--- begin STORED ROWS ---
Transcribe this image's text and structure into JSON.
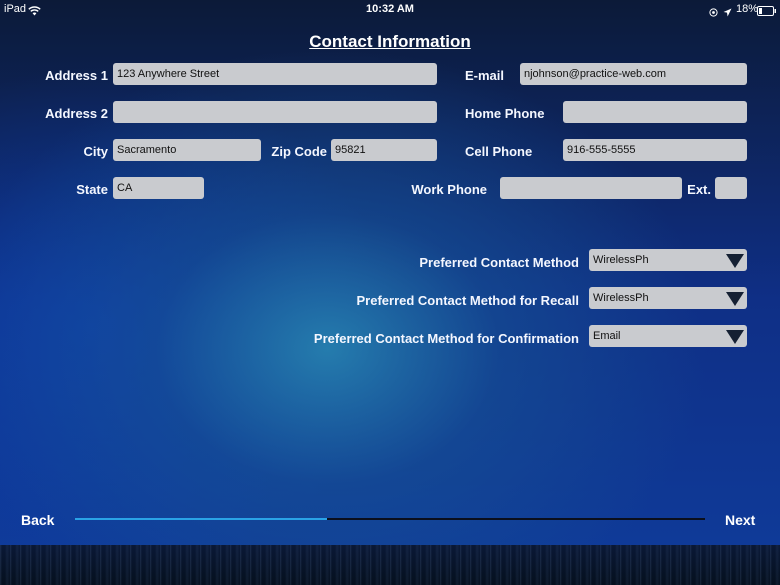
{
  "status_bar": {
    "device": "iPad",
    "time": "10:32 AM",
    "battery": "18%"
  },
  "title": "Contact Information",
  "fields": {
    "address1": {
      "label": "Address 1",
      "value": "123 Anywhere Street"
    },
    "address2": {
      "label": "Address 2",
      "value": ""
    },
    "city": {
      "label": "City",
      "value": "Sacramento"
    },
    "zip": {
      "label": "Zip Code",
      "value": "95821"
    },
    "state": {
      "label": "State",
      "value": "CA"
    },
    "email": {
      "label": "E-mail",
      "value": "njohnson@practice-web.com"
    },
    "home_phone": {
      "label": "Home Phone",
      "value": ""
    },
    "cell_phone": {
      "label": "Cell Phone",
      "value": "916-555-5555"
    },
    "work_phone": {
      "label": "Work Phone",
      "value": ""
    },
    "ext": {
      "label": "Ext.",
      "value": ""
    }
  },
  "preferences": {
    "contact": {
      "label": "Preferred Contact Method",
      "value": "WirelessPh"
    },
    "recall": {
      "label": "Preferred Contact Method for Recall",
      "value": "WirelessPh"
    },
    "confirmation": {
      "label": "Preferred Contact Method for Confirmation",
      "value": "Email"
    }
  },
  "nav": {
    "back": "Back",
    "next": "Next",
    "progress_percent": 40
  },
  "colors": {
    "progress_fill": "#2aa3e6",
    "field_bg": "#c9cbcf"
  },
  "icons": [
    "wifi-icon",
    "location-lock-icon",
    "location-arrow-icon",
    "battery-icon",
    "dropdown-arrow-icon"
  ]
}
--- end STORED ROWS ---
Repeat the material above in full and unchanged, minus its images.

Transcribe this image's text and structure into JSON.
{
  "status_bar": {
    "device": "iPad",
    "time": "10:32 AM",
    "battery": "18%"
  },
  "title": "Contact Information",
  "fields": {
    "address1": {
      "label": "Address 1",
      "value": "123 Anywhere Street"
    },
    "address2": {
      "label": "Address 2",
      "value": ""
    },
    "city": {
      "label": "City",
      "value": "Sacramento"
    },
    "zip": {
      "label": "Zip Code",
      "value": "95821"
    },
    "state": {
      "label": "State",
      "value": "CA"
    },
    "email": {
      "label": "E-mail",
      "value": "njohnson@practice-web.com"
    },
    "home_phone": {
      "label": "Home Phone",
      "value": ""
    },
    "cell_phone": {
      "label": "Cell Phone",
      "value": "916-555-5555"
    },
    "work_phone": {
      "label": "Work Phone",
      "value": ""
    },
    "ext": {
      "label": "Ext.",
      "value": ""
    }
  },
  "preferences": {
    "contact": {
      "label": "Preferred Contact Method",
      "value": "WirelessPh"
    },
    "recall": {
      "label": "Preferred Contact Method for Recall",
      "value": "WirelessPh"
    },
    "confirmation": {
      "label": "Preferred Contact Method for Confirmation",
      "value": "Email"
    }
  },
  "nav": {
    "back": "Back",
    "next": "Next",
    "progress_percent": 40
  },
  "colors": {
    "progress_fill": "#2aa3e6",
    "field_bg": "#c9cbcf"
  },
  "icons": [
    "wifi-icon",
    "location-lock-icon",
    "location-arrow-icon",
    "battery-icon",
    "dropdown-arrow-icon"
  ]
}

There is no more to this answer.